## Records for this exercise
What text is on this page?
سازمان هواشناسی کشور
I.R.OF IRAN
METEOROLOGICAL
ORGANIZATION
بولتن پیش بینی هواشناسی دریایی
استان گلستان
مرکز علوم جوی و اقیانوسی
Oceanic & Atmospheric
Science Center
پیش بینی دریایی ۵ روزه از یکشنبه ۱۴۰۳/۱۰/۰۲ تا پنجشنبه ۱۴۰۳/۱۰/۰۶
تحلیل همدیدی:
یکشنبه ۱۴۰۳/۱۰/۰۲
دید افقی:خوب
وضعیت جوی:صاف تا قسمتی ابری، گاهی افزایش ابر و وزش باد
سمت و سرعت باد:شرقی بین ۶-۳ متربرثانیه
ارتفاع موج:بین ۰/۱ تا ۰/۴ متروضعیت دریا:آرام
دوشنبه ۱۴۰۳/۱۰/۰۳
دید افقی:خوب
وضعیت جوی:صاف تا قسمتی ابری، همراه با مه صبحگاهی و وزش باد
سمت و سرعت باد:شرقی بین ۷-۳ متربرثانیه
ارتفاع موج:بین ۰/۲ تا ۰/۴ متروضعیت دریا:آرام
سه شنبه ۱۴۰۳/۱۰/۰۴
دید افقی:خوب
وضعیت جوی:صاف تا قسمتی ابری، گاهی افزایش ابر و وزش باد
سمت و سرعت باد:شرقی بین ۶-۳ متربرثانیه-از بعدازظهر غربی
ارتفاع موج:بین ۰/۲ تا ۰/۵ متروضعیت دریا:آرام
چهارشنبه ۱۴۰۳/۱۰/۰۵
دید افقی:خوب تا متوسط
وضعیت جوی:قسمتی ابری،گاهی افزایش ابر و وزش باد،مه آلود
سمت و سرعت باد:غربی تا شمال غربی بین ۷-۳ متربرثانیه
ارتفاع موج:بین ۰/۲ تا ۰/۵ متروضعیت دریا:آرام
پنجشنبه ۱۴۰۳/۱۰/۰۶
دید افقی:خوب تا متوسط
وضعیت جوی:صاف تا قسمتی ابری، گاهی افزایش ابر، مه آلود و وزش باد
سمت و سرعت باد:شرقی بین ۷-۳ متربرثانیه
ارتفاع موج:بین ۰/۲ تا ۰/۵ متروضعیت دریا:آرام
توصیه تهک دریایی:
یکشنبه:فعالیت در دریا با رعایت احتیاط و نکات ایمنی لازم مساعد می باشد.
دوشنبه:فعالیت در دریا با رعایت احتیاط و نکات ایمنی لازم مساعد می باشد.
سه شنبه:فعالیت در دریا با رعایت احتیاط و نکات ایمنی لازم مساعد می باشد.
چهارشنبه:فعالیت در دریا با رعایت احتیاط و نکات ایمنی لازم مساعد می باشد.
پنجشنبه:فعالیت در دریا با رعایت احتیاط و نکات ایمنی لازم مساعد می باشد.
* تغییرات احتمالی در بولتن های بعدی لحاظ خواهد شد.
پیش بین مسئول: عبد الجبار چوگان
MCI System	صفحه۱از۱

## Your objective
Set down each entry again, unchanged.

## Result for this task
What text is on this page?
سازمان هواشناسی کشور
I.R.OF IRAN
METEOROLOGICAL
ORGANIZATION
بولتن پیش بینی هواشناسی دریایی
استان گلستان
مرکز علوم جوی و اقیانوسی
Oceanic & Atmospheric
Science Center
پیش بینی دریایی ۵ روزه از یکشنبه ۱۴۰۳/۱۰/۰۲ تا پنجشنبه ۱۴۰۳/۱۰/۰۶
تحلیل همدیدی:
یکشنبه ۱۴۰۳/۱۰/۰۲
دید افقی:خوب
وضعیت جوی:صاف تا قسمتی ابری، گاهی افزایش ابر و وزش باد
سمت و سرعت باد:شرقی بین ۶-۳ متربرثانیه
ارتفاع موج:بین ۰/۱ تا ۰/۴ متروضعیت دریا:آرام
دوشنبه ۱۴۰۳/۱۰/۰۳
دید افقی:خوب
وضعیت جوی:صاف تا قسمتی ابری، همراه با مه صبحگاهی و وزش باد
سمت و سرعت باد:شرقی بین ۷-۳ متربرثانیه
ارتفاع موج:بین ۰/۲ تا ۰/۴ متروضعیت دریا:آرام
سه شنبه ۱۴۰۳/۱۰/۰۴
دید افقی:خوب
وضعیت جوی:صاف تا قسمتی ابری، گاهی افزایش ابر و وزش باد
سمت و سرعت باد:شرقی بین ۶-۳ متربرثانیه-از بعدازظهر غربی
ارتفاع موج:بین ۰/۲ تا ۰/۵ متروضعیت دریا:آرام
چهارشنبه ۱۴۰۳/۱۰/۰۵
دید افقی:خوب تا متوسط
وضعیت جوی:قسمتی ابری،گاهی افزایش ابر و وزش باد،مه آلود
سمت و سرعت باد:غربی تا شمال غربی بین ۷-۳ متربرثانیه
ارتفاع موج:بین ۰/۲ تا ۰/۵ متروضعیت دریا:آرام
پنجشنبه ۱۴۰۳/۱۰/۰۶
دید افقی:خوب تا متوسط
وضعیت جوی:صاف تا قسمتی ابری، گاهی افزایش ابر، مه آلود و وزش باد
سمت و سرعت باد:شرقی بین ۷-۳ متربرثانیه
ارتفاع موج:بین ۰/۲ تا ۰/۵ متروضعیت دریا:آرام
توصیه تهک دریایی:
یکشنبه:فعالیت در دریا با رعایت احتیاط و نکات ایمنی لازم مساعد می باشد.
دوشنبه:فعالیت در دریا با رعایت احتیاط و نکات ایمنی لازم مساعد می باشد.
سه شنبه:فعالیت در دریا با رعایت احتیاط و نکات ایمنی لازم مساعد می باشد.
چهارشنبه:فعالیت در دریا با رعایت احتیاط و نکات ایمنی لازم مساعد می باشد.
پنجشنبه:فعالیت در دریا با رعایت احتیاط و نکات ایمنی لازم مساعد می باشد.
* تغییرات احتمالی در بولتن های بعدی لحاظ خواهد شد.
پیش بین مسئول: عبد الجبار چوگان
MCI System	صفحه۱از۱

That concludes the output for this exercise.